The problem: Below are the records; pull every line that includes "森氧系列".

Records for this task:
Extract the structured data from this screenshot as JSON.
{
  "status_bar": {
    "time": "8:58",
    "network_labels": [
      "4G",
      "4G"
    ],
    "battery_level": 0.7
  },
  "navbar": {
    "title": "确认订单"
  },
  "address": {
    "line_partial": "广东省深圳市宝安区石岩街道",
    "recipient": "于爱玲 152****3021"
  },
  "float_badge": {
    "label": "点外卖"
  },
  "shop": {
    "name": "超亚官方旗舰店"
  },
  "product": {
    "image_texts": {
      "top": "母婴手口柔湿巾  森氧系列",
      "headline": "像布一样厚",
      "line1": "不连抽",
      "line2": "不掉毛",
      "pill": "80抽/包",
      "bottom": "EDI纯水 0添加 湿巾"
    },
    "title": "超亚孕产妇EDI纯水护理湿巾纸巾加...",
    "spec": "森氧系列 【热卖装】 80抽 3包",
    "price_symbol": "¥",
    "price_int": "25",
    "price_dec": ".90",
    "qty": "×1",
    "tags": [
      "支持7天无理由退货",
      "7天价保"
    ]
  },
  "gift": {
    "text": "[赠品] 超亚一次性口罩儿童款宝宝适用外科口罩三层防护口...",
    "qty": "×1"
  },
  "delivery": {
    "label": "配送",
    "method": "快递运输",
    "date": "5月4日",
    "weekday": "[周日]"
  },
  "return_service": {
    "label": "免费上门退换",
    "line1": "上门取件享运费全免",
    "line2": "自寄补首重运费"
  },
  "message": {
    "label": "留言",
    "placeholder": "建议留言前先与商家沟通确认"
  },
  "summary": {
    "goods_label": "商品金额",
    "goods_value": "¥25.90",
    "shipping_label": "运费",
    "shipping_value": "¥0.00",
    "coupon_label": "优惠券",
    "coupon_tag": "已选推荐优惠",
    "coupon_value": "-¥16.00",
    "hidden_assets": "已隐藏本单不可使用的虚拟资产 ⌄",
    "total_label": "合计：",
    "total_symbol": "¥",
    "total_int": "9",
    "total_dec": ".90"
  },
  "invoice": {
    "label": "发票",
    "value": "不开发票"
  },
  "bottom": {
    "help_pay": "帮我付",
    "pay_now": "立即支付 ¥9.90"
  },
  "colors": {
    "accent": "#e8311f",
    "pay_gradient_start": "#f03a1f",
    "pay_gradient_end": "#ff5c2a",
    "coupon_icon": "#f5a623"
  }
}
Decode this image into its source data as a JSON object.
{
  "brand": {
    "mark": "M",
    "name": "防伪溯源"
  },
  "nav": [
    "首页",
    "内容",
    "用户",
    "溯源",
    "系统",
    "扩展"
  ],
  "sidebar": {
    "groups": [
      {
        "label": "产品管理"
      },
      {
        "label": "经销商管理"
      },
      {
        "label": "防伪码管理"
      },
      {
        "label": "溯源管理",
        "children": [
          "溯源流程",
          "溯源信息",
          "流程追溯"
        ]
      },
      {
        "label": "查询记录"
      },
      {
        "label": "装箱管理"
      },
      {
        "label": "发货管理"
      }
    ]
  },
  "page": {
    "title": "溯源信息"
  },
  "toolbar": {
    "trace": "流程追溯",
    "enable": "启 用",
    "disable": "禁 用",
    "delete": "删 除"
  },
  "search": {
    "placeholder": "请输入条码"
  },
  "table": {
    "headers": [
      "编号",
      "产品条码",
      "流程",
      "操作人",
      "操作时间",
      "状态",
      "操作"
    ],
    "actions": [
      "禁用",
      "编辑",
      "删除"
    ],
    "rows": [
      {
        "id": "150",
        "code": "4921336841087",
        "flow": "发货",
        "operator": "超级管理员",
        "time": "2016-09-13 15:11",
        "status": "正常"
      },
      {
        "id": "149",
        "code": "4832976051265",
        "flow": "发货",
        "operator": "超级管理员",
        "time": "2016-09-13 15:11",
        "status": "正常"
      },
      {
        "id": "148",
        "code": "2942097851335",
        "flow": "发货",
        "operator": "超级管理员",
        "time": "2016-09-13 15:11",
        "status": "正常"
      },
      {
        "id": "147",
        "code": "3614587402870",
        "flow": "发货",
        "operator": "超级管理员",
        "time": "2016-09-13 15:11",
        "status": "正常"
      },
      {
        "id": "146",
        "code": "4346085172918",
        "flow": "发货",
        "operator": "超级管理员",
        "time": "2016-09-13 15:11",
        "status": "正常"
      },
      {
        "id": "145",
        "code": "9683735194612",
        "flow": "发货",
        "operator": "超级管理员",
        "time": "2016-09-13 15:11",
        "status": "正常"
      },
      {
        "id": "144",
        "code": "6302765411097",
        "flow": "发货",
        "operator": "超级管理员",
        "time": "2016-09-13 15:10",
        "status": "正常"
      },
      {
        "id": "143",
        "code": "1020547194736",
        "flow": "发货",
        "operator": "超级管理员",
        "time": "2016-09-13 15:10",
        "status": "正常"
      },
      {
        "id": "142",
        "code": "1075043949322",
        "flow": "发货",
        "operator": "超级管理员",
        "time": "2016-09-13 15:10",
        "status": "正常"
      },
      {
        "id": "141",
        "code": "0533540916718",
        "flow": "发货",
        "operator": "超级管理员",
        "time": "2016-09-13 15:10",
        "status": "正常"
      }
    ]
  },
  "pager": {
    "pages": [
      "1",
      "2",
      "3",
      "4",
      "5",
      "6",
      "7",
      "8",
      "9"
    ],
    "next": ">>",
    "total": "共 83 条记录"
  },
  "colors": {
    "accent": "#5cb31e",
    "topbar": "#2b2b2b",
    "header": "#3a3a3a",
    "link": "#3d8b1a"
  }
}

Task result:
      "top": "母婴手口柔湿巾  森氧系列",
    "spec": "森氧系列 【热卖装】 80抽 3包",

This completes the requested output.